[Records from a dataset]

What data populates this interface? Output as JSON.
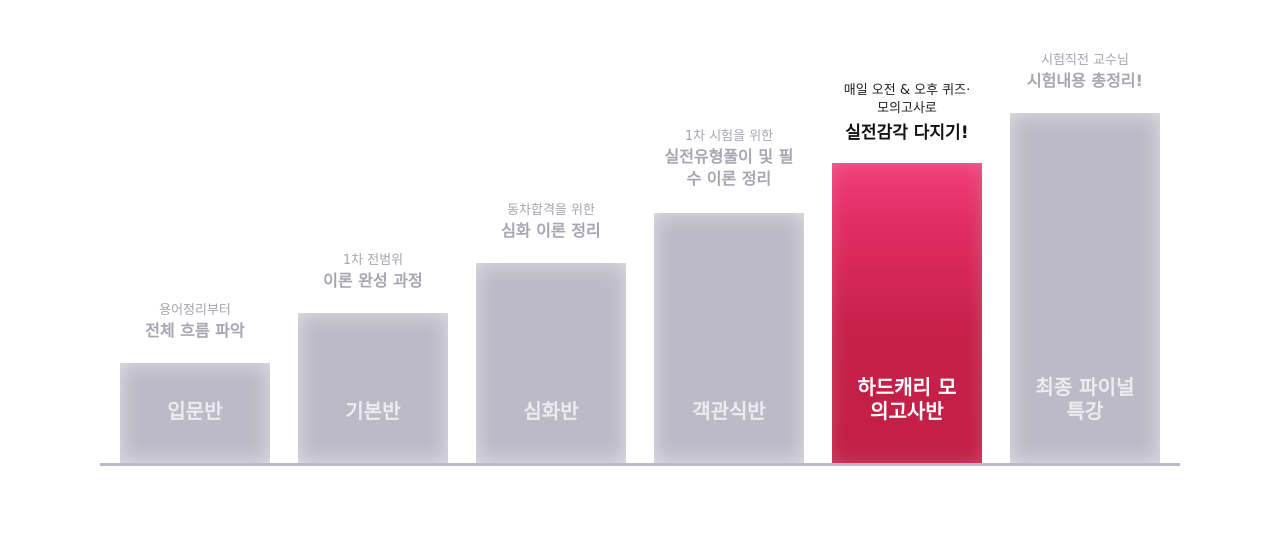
{
  "accent_color": "#c72049",
  "bar_color": "#bcbac6",
  "steps": [
    {
      "label": "입문반",
      "sub": "용어정리부터",
      "main": "전체 흐름 파악",
      "active": false
    },
    {
      "label": "기본반",
      "sub": "1차 전범위",
      "main": "이론 완성 과정",
      "active": false
    },
    {
      "label": "심화반",
      "sub": "동차합격을 위한",
      "main": "심화 이론 정리",
      "active": false
    },
    {
      "label": "객관식반",
      "sub": "1차 시험을 위한",
      "main": "실전유형풀이 및 필수 이론 정리",
      "active": false
    },
    {
      "label": "하드캐리 모의고사반",
      "sub": "매일 오전 & 오후 퀴즈·모의고사로",
      "main": "실전감각 다지기!",
      "active": true
    },
    {
      "label": "최종 파이널 특강",
      "sub": "시험직전 교수님",
      "main": "시험내용 총정리!",
      "active": false
    }
  ]
}
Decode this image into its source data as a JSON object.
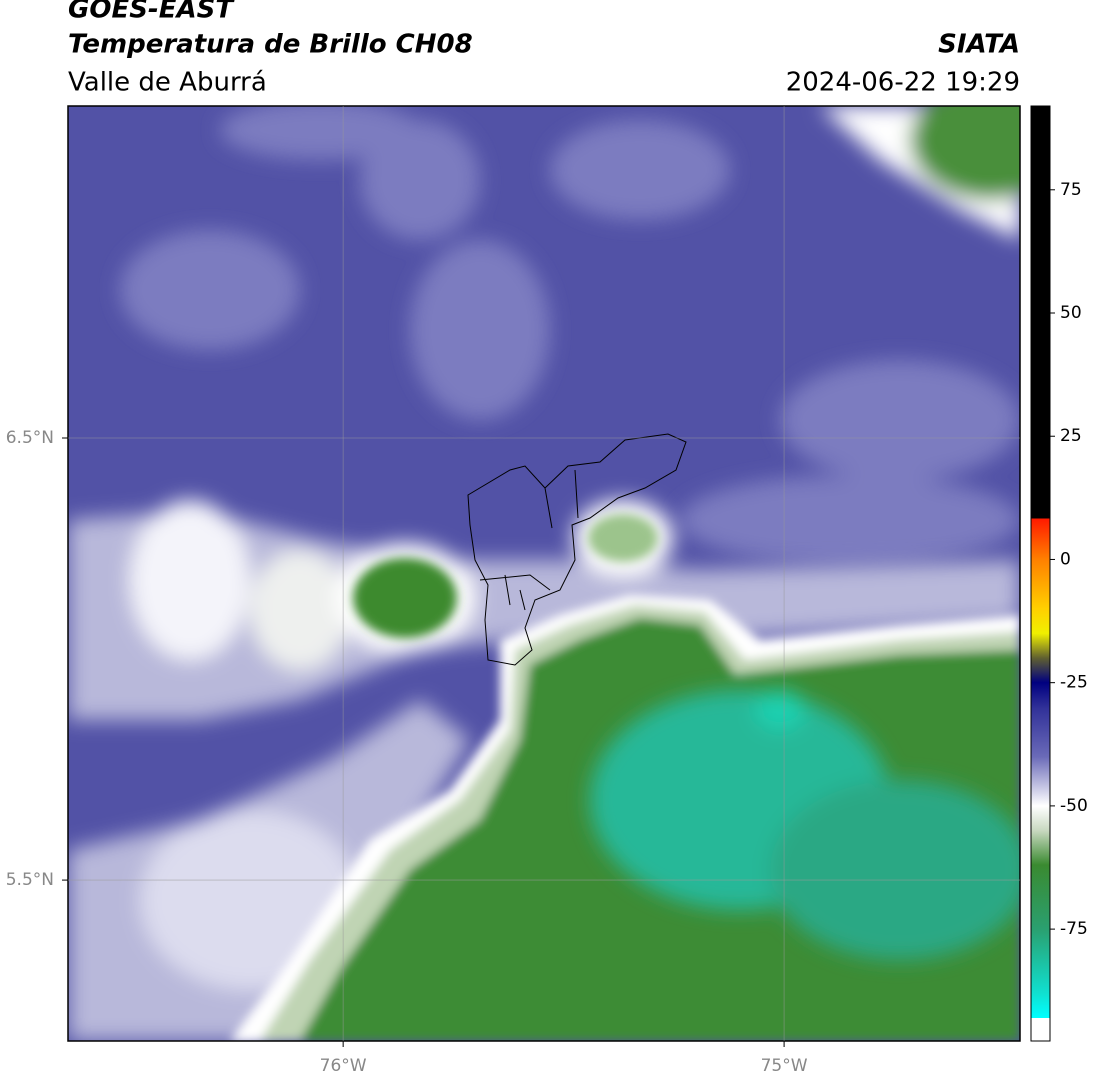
{
  "header": {
    "title": "GOES-EAST",
    "subtitle": "Temperatura de Brillo CH08",
    "region": "Valle de Aburrá",
    "source": "SIATA",
    "datetime": "2024-06-22 19:29"
  },
  "map": {
    "xlim": [
      -76.624,
      -74.465
    ],
    "ylim": [
      5.136,
      7.251
    ],
    "xticks": [
      {
        "value": -76,
        "label": "76°W"
      },
      {
        "value": -75,
        "label": "75°W"
      }
    ],
    "yticks": [
      {
        "value": 6.5,
        "label": "6.5°N"
      },
      {
        "value": 5.5,
        "label": "5.5°N"
      }
    ],
    "grid": true
  },
  "colorbar": {
    "lim": [
      -97.7,
      92
    ],
    "ticks": [
      75,
      50,
      25,
      0,
      -25,
      -50,
      -75
    ],
    "stops": [
      {
        "value": 92,
        "color": "#000000"
      },
      {
        "value": 8.3,
        "color": "#000000"
      },
      {
        "value": 8.3,
        "color": "#ff1a00"
      },
      {
        "value": 0,
        "color": "#ff8000"
      },
      {
        "value": -10,
        "color": "#ffd000"
      },
      {
        "value": -15,
        "color": "#f0f000"
      },
      {
        "value": -20,
        "color": "#606030"
      },
      {
        "value": -25,
        "color": "#000080"
      },
      {
        "value": -30,
        "color": "#303098"
      },
      {
        "value": -40,
        "color": "#6a6ab8"
      },
      {
        "value": -50,
        "color": "#ffffff"
      },
      {
        "value": -55,
        "color": "#c8d8c0"
      },
      {
        "value": -62,
        "color": "#3a8a30"
      },
      {
        "value": -75,
        "color": "#2aa070"
      },
      {
        "value": -88,
        "color": "#10e0d0"
      },
      {
        "value": -93,
        "color": "#00ffff"
      },
      {
        "value": -93,
        "color": "#ffffff"
      },
      {
        "value": -97.7,
        "color": "#ffffff"
      }
    ]
  }
}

**What this task involves:**
Retype the whole listing exactly and leave the pictures out.

**Reply to the exercise:**
What data populates this interface? Output as JSON.
{
  "accent_color": "#c72049",
  "bar_color": "#bcbac6",
  "steps": [
    {
      "label": "입문반",
      "sub": "용어정리부터",
      "main": "전체 흐름 파악",
      "active": false
    },
    {
      "label": "기본반",
      "sub": "1차 전범위",
      "main": "이론 완성 과정",
      "active": false
    },
    {
      "label": "심화반",
      "sub": "동차합격을 위한",
      "main": "심화 이론 정리",
      "active": false
    },
    {
      "label": "객관식반",
      "sub": "1차 시험을 위한",
      "main": "실전유형풀이 및 필수 이론 정리",
      "active": false
    },
    {
      "label": "하드캐리 모의고사반",
      "sub": "매일 오전 & 오후 퀴즈·모의고사로",
      "main": "실전감각 다지기!",
      "active": true
    },
    {
      "label": "최종 파이널 특강",
      "sub": "시험직전 교수님",
      "main": "시험내용 총정리!",
      "active": false
    }
  ]
}
Decode this image into its source data as a JSON object.
{
  "header": {
    "title": "GOES-EAST",
    "subtitle": "Temperatura de Brillo CH08",
    "region": "Valle de Aburrá",
    "source": "SIATA",
    "datetime": "2024-06-22 19:29"
  },
  "map": {
    "xlim": [
      -76.624,
      -74.465
    ],
    "ylim": [
      5.136,
      7.251
    ],
    "xticks": [
      {
        "value": -76,
        "label": "76°W"
      },
      {
        "value": -75,
        "label": "75°W"
      }
    ],
    "yticks": [
      {
        "value": 6.5,
        "label": "6.5°N"
      },
      {
        "value": 5.5,
        "label": "5.5°N"
      }
    ],
    "grid": true
  },
  "colorbar": {
    "lim": [
      -97.7,
      92
    ],
    "ticks": [
      75,
      50,
      25,
      0,
      -25,
      -50,
      -75
    ],
    "stops": [
      {
        "value": 92,
        "color": "#000000"
      },
      {
        "value": 8.3,
        "color": "#000000"
      },
      {
        "value": 8.3,
        "color": "#ff1a00"
      },
      {
        "value": 0,
        "color": "#ff8000"
      },
      {
        "value": -10,
        "color": "#ffd000"
      },
      {
        "value": -15,
        "color": "#f0f000"
      },
      {
        "value": -20,
        "color": "#606030"
      },
      {
        "value": -25,
        "color": "#000080"
      },
      {
        "value": -30,
        "color": "#303098"
      },
      {
        "value": -40,
        "color": "#6a6ab8"
      },
      {
        "value": -50,
        "color": "#ffffff"
      },
      {
        "value": -55,
        "color": "#c8d8c0"
      },
      {
        "value": -62,
        "color": "#3a8a30"
      },
      {
        "value": -75,
        "color": "#2aa070"
      },
      {
        "value": -88,
        "color": "#10e0d0"
      },
      {
        "value": -93,
        "color": "#00ffff"
      },
      {
        "value": -93,
        "color": "#ffffff"
      },
      {
        "value": -97.7,
        "color": "#ffffff"
      }
    ]
  }
}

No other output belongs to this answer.